### STATED TASK
Reproduce the lines verbatim, starting with the line that contains "Detect and localize" and going on through the line that contains "step-card-2: Step 2", both ends included.

### MATERIAL TO PROCESS
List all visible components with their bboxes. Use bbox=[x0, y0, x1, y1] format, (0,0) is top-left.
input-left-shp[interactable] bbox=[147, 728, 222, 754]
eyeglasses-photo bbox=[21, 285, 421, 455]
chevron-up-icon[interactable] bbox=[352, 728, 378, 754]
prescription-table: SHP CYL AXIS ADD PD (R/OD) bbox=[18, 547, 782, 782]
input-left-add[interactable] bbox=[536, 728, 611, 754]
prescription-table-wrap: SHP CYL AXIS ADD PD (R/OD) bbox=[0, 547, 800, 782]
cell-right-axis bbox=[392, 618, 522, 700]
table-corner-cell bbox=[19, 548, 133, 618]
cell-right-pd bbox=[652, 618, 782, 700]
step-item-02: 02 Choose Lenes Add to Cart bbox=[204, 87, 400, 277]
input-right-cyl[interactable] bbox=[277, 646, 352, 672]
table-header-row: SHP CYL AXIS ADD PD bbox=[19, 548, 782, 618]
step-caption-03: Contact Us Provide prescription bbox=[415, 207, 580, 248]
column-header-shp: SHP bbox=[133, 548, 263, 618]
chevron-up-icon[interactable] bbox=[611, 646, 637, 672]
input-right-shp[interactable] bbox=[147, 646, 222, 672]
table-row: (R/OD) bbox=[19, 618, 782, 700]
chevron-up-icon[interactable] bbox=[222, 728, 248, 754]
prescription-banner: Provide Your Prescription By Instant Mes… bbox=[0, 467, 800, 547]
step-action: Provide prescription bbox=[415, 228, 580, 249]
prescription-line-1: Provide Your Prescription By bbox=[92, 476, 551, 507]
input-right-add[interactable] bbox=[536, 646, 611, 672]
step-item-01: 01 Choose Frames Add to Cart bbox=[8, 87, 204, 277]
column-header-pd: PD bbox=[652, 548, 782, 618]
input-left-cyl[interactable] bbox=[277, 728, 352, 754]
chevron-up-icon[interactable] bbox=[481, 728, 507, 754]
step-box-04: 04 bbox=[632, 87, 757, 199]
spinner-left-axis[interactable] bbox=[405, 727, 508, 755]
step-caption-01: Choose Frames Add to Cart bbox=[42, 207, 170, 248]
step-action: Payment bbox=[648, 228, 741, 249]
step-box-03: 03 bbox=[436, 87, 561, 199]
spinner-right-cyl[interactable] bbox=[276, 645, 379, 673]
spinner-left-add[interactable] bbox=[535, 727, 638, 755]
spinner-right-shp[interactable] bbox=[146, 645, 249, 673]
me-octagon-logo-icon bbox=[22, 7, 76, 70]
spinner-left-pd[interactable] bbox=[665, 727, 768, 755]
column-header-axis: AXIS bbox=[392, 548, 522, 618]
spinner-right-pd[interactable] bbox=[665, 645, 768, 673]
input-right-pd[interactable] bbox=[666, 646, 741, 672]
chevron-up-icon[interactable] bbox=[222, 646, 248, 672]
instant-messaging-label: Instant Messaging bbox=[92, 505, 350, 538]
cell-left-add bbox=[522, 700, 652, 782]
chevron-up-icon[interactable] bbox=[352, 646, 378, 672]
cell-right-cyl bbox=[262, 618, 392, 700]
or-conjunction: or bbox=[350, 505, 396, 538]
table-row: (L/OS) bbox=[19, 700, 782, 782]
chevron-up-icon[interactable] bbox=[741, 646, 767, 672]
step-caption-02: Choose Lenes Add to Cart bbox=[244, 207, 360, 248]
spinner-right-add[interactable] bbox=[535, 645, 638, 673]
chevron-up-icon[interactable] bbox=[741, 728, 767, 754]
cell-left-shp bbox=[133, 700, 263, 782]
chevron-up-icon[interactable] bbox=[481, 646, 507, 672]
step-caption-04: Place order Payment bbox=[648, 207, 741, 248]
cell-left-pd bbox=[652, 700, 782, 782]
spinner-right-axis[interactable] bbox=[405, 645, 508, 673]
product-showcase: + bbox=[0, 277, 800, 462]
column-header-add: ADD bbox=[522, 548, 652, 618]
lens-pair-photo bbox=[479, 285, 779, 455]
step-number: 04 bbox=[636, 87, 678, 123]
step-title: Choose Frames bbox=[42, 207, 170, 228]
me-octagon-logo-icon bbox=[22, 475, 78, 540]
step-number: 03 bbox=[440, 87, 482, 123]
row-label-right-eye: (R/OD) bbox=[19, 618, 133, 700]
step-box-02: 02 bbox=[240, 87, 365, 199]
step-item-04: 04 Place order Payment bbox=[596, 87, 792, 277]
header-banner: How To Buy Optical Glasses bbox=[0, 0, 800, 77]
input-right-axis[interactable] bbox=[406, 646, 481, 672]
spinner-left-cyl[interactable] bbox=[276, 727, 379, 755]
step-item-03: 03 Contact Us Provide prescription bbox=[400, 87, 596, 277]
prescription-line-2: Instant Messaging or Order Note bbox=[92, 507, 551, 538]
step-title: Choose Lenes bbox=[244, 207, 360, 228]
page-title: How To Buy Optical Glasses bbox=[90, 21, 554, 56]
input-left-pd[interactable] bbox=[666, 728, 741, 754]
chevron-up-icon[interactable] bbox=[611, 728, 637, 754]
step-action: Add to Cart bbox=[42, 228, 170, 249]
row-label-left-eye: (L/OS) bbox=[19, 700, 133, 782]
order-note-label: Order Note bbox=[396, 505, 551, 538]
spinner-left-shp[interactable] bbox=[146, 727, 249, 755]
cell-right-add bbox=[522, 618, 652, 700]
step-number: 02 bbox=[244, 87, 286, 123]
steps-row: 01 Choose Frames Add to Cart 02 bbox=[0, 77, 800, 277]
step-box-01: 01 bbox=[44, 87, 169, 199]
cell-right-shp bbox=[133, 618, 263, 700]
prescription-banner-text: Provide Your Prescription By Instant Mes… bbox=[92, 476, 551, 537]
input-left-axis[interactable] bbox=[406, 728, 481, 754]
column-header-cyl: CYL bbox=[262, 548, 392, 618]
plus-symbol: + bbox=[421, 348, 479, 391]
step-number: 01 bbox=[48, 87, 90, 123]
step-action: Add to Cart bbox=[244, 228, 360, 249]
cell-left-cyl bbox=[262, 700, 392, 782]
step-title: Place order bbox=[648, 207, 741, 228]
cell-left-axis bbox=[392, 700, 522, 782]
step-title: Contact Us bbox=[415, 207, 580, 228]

* * *

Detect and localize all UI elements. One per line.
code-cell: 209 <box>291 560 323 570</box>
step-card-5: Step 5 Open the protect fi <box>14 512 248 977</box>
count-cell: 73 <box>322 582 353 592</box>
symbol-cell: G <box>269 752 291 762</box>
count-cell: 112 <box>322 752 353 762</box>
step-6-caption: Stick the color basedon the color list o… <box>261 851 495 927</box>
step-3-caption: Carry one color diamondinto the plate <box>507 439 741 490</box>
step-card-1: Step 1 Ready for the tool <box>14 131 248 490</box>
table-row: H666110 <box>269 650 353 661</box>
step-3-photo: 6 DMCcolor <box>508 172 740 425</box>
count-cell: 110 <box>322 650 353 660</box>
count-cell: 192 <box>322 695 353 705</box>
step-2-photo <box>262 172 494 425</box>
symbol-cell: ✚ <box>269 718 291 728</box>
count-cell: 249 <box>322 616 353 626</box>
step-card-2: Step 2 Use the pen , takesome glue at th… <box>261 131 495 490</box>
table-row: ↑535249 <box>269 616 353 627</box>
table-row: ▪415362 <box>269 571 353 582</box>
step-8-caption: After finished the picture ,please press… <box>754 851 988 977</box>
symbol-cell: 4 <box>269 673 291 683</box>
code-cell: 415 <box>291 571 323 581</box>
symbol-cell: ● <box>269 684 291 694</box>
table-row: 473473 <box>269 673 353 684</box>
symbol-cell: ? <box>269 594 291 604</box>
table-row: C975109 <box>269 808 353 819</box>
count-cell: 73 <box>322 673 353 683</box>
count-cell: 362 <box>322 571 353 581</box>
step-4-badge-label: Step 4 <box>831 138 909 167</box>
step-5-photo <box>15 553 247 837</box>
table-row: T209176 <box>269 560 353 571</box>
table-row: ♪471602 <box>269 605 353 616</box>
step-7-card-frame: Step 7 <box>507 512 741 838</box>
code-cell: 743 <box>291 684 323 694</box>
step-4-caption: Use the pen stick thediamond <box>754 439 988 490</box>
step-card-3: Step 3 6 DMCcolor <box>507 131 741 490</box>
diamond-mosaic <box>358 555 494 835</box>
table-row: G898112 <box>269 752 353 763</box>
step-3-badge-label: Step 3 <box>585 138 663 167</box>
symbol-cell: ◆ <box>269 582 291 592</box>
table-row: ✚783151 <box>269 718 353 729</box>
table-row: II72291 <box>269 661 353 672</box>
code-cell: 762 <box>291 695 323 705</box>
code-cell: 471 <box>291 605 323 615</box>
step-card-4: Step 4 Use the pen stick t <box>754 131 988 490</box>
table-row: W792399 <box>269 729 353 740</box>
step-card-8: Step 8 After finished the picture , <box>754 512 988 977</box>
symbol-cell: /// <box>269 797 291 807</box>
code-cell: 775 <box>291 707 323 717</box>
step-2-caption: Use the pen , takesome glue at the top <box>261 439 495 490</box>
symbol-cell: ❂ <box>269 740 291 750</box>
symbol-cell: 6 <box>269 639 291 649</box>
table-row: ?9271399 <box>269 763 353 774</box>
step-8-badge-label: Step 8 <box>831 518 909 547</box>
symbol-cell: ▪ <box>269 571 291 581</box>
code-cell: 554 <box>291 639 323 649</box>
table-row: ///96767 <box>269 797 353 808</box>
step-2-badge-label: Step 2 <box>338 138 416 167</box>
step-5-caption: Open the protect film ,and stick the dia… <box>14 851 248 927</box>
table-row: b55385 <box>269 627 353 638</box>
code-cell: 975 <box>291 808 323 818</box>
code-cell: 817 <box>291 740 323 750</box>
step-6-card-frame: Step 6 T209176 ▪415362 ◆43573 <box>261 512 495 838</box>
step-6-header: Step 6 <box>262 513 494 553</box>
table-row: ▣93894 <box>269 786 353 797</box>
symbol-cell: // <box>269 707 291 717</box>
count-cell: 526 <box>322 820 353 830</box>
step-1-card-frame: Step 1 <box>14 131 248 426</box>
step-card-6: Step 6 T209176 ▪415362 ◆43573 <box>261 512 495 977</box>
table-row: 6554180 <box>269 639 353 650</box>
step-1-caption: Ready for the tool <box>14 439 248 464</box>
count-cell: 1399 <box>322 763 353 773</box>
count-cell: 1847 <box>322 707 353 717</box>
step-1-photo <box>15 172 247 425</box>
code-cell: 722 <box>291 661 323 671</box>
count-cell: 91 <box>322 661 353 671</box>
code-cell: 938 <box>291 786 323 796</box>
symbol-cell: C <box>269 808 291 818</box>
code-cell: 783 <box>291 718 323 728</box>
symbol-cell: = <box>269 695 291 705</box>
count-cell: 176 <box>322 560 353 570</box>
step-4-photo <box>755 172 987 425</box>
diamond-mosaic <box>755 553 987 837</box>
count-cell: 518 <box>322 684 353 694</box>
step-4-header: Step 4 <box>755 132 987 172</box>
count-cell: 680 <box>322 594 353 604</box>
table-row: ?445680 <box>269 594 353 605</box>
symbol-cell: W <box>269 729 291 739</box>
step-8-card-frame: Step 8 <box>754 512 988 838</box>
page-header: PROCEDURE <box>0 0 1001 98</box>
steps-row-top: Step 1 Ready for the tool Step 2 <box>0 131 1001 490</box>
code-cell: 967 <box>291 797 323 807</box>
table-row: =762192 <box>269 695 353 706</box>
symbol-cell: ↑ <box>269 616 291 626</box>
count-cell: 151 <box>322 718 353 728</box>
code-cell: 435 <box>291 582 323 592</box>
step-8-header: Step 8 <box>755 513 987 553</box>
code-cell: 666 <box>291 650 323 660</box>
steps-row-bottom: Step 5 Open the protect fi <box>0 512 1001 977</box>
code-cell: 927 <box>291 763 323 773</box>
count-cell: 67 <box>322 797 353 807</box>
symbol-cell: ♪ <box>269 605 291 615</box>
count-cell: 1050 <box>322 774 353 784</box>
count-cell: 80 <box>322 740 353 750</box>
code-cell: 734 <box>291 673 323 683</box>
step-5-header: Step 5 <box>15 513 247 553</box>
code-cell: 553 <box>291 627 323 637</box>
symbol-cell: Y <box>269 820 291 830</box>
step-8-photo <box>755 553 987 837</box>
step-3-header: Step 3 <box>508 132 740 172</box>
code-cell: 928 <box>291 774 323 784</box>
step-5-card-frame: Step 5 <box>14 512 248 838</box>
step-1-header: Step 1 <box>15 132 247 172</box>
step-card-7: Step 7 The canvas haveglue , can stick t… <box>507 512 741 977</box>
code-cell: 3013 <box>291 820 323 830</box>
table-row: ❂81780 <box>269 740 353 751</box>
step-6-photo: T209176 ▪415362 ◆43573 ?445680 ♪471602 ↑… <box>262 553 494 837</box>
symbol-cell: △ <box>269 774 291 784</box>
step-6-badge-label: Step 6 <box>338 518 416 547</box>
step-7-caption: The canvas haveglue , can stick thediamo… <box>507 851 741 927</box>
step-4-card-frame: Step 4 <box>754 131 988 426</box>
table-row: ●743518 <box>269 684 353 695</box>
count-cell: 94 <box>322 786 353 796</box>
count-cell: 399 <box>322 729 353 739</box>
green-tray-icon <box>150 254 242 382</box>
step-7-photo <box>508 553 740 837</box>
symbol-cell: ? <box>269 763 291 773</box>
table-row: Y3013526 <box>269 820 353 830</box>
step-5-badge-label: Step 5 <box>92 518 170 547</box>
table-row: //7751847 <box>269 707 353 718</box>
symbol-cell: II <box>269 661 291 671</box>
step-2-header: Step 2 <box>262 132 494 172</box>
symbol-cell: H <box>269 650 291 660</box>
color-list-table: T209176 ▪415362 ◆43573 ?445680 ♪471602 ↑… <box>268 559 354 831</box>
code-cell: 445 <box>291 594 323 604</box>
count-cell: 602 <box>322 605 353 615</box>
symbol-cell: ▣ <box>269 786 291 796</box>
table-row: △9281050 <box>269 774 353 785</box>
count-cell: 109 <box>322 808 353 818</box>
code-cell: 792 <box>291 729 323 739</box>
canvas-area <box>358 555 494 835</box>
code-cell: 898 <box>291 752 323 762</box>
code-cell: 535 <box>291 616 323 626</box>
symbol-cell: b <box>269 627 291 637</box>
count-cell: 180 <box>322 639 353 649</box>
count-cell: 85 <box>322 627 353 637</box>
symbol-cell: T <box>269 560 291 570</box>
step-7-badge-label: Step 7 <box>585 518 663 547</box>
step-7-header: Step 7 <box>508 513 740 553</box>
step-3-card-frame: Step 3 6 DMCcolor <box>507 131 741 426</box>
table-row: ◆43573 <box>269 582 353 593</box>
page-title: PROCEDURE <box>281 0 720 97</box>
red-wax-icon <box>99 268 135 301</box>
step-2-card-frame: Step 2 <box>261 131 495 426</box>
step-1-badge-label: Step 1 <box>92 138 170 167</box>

### EXERCISE RESPONSE
Detect and localize all UI elements. One per line.
code-cell: 209 <box>291 560 323 570</box>
step-card-5: Step 5 Open the protect fi <box>14 512 248 977</box>
count-cell: 73 <box>322 582 353 592</box>
symbol-cell: G <box>269 752 291 762</box>
count-cell: 112 <box>322 752 353 762</box>
step-6-caption: Stick the color basedon the color list o… <box>261 851 495 927</box>
step-3-caption: Carry one color diamondinto the plate <box>507 439 741 490</box>
step-card-1: Step 1 Ready for the tool <box>14 131 248 490</box>
table-row: H666110 <box>269 650 353 661</box>
step-3-photo: 6 DMCcolor <box>508 172 740 425</box>
count-cell: 110 <box>322 650 353 660</box>
count-cell: 192 <box>322 695 353 705</box>
step-2-photo <box>262 172 494 425</box>
symbol-cell: ✚ <box>269 718 291 728</box>
count-cell: 249 <box>322 616 353 626</box>
step-card-2: Step 2 Use the pen , takesome glue at th… <box>261 131 495 490</box>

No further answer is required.